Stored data
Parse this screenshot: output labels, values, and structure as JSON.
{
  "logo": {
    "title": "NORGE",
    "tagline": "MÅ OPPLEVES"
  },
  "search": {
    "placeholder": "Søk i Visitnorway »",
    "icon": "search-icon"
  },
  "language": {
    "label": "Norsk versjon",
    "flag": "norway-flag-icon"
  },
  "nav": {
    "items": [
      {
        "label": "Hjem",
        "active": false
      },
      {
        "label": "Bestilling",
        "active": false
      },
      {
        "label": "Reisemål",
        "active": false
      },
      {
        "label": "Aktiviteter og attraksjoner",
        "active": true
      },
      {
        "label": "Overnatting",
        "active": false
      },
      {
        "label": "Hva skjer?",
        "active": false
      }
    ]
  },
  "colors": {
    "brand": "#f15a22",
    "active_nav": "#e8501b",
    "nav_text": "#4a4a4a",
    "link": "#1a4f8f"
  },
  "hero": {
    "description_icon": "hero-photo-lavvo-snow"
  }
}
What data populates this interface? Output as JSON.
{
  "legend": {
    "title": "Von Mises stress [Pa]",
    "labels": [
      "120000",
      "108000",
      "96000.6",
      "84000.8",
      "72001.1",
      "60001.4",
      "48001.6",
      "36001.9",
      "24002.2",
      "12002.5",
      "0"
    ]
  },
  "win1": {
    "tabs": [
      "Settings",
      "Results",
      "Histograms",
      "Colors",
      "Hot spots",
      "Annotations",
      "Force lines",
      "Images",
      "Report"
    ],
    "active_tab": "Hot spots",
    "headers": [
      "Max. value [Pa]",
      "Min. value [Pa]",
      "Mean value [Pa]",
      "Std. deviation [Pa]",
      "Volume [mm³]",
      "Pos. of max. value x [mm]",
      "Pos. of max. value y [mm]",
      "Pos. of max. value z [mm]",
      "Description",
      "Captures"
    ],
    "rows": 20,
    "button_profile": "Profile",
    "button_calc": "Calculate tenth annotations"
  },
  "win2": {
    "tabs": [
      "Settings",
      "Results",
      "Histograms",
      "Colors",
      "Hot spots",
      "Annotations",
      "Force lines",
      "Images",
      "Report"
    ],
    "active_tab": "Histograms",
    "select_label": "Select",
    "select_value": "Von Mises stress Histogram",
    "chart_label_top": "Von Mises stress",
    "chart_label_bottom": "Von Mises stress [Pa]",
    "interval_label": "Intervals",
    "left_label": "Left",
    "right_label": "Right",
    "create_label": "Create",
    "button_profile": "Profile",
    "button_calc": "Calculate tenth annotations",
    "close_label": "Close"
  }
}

* **PROBLEM TO SOLVE**
Find the word "this" in the records and pull out each line that has it.

* **TASK RESPONSE**
Parse this screenshot: output labels, values, and structure as JSON.
What data populates this interface? Output as JSON.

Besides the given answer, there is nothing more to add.